» TASK
Look through the material below and count the lines with the string "policy". Report only the count.

» Stored entries
_____

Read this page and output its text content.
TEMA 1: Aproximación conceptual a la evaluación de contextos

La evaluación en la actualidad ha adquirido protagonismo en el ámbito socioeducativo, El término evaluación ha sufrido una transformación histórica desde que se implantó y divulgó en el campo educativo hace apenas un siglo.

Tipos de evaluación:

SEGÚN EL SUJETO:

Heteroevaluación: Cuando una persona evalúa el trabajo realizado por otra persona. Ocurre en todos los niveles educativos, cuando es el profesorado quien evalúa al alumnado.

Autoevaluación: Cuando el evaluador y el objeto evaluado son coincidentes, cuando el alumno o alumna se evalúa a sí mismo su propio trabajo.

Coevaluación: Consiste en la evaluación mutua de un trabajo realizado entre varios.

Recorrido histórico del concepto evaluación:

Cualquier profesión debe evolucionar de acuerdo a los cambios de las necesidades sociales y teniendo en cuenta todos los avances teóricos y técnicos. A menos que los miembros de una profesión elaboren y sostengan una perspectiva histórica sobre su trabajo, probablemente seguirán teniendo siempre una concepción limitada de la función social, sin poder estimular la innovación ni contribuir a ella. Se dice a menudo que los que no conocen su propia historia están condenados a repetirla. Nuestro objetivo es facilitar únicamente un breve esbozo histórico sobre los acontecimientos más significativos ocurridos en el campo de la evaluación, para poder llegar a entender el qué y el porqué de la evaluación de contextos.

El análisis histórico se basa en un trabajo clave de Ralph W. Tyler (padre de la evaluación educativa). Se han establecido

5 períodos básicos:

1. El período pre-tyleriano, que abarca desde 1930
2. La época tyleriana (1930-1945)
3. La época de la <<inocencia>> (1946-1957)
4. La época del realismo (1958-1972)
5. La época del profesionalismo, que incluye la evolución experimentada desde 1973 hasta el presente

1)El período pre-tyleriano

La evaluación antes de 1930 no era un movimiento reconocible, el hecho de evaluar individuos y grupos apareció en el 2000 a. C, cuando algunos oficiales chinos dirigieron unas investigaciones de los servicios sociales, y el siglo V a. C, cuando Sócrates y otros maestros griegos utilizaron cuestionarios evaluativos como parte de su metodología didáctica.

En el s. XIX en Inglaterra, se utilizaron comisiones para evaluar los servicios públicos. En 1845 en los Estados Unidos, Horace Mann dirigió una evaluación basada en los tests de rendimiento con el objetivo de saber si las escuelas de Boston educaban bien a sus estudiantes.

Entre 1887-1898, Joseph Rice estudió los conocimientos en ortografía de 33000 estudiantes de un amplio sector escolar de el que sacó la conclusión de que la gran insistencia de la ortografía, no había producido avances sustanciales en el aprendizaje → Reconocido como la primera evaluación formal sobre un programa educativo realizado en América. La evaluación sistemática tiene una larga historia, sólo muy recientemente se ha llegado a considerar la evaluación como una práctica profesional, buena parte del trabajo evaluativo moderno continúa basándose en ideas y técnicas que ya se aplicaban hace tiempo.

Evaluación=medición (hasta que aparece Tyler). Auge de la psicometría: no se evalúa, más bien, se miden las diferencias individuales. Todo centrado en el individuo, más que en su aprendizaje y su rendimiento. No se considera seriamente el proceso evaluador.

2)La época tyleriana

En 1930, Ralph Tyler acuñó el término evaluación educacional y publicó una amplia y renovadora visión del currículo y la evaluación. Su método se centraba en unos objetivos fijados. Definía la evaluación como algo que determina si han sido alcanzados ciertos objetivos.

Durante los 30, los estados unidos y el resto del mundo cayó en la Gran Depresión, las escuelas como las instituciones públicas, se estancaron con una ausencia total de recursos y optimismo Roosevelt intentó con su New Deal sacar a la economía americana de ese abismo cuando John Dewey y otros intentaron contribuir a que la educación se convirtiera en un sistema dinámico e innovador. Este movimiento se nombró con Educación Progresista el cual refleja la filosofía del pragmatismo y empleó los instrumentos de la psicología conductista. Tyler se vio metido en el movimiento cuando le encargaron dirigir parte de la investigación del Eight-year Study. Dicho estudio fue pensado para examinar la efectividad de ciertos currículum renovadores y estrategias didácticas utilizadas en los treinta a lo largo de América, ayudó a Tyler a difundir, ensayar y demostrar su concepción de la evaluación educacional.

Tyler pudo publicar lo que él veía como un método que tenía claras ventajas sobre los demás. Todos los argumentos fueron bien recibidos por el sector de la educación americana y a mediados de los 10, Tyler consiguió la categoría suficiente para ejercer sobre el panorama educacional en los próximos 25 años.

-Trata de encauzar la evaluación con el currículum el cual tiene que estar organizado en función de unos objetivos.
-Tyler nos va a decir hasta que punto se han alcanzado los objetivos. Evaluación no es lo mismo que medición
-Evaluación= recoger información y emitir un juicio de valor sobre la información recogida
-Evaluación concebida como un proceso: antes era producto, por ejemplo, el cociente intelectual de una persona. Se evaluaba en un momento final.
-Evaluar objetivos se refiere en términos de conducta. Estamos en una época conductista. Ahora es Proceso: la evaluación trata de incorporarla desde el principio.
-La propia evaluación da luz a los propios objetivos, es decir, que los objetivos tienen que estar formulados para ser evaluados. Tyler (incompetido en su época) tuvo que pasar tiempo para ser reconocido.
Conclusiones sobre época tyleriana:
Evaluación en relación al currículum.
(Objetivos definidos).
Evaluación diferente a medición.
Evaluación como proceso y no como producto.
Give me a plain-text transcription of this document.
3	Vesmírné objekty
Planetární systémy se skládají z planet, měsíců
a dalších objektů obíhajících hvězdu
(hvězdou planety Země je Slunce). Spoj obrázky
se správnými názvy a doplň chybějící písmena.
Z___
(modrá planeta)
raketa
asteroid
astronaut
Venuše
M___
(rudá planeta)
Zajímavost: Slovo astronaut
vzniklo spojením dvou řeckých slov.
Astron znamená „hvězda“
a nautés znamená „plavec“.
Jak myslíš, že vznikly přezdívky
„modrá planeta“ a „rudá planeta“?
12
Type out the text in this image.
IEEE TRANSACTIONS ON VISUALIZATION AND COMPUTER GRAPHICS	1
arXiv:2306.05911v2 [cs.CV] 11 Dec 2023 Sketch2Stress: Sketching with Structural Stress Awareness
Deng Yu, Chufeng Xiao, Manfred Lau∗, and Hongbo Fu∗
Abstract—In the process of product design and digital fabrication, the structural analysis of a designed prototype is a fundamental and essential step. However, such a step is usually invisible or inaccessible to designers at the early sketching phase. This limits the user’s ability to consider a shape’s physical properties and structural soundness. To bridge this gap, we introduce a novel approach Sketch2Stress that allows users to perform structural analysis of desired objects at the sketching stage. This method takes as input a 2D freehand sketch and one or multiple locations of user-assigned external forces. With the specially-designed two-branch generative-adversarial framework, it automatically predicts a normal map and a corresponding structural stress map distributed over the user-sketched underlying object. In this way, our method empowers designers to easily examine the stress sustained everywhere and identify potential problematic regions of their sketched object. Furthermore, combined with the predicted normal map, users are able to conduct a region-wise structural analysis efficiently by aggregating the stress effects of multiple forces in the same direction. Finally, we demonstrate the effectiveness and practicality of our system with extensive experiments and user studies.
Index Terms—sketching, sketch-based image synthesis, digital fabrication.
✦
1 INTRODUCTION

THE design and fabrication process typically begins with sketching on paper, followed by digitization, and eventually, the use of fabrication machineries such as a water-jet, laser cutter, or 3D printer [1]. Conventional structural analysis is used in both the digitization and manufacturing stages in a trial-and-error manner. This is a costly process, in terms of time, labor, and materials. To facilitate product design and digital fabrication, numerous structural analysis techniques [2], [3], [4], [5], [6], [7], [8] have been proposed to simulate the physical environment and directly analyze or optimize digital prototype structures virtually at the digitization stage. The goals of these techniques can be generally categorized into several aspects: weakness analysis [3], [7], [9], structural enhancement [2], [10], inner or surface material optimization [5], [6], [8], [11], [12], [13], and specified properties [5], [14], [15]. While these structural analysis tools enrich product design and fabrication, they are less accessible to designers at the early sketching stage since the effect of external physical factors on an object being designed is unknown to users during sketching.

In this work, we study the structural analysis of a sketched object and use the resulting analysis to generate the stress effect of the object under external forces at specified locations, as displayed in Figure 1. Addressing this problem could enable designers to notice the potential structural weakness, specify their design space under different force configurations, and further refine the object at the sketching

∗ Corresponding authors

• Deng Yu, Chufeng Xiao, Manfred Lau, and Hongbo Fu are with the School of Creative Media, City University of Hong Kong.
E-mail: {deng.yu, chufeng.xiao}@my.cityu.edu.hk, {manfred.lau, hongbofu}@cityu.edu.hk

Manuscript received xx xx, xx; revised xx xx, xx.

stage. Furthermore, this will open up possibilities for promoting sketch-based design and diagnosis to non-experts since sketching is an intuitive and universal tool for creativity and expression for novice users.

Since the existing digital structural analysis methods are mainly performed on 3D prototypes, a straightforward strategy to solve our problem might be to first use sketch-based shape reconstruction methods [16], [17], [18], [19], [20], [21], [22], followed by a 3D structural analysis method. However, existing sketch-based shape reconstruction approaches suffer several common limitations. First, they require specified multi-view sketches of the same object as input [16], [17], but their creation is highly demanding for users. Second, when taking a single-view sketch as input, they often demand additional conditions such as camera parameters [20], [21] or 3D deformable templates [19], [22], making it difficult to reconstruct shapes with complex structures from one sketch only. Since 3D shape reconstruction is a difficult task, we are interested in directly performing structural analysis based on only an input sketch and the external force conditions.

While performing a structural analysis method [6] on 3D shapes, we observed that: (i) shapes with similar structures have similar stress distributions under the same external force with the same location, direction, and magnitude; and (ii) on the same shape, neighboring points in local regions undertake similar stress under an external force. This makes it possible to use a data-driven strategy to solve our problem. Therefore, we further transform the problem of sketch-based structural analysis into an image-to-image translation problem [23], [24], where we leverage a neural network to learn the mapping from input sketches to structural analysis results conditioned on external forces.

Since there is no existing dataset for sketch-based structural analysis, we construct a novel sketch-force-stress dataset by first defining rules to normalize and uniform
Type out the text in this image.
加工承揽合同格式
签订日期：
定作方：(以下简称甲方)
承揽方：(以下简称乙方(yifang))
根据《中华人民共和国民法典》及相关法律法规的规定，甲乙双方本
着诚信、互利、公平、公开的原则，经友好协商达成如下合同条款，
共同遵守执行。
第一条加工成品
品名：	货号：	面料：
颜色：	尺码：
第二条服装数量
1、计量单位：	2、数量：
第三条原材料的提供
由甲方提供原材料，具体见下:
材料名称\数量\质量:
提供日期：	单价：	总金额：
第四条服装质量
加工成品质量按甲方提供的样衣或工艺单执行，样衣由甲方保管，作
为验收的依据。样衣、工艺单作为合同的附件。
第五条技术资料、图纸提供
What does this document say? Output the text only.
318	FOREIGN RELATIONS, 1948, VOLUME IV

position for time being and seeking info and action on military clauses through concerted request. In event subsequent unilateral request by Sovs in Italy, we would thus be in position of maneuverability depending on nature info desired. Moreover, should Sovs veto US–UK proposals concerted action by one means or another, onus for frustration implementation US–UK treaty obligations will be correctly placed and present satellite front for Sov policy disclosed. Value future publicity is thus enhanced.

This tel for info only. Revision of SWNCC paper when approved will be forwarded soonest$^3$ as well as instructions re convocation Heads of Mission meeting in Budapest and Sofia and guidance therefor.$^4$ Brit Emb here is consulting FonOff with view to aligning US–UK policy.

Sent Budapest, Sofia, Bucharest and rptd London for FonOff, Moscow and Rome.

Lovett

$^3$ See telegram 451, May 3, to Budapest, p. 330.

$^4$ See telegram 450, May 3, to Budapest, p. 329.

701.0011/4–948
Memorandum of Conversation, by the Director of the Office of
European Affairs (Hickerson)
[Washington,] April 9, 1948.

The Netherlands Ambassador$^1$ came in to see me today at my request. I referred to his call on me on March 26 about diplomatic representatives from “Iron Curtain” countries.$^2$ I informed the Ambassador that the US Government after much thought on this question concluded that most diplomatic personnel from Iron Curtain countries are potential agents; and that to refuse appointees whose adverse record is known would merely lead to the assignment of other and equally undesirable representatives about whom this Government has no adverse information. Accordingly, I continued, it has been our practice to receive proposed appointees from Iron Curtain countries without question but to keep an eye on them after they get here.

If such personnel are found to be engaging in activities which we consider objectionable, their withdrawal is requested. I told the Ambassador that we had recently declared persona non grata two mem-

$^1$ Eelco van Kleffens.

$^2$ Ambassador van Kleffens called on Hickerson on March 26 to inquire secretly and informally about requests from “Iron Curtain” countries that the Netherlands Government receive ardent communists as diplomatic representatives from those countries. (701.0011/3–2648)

_____

» ANSWER FOR THE TASK
2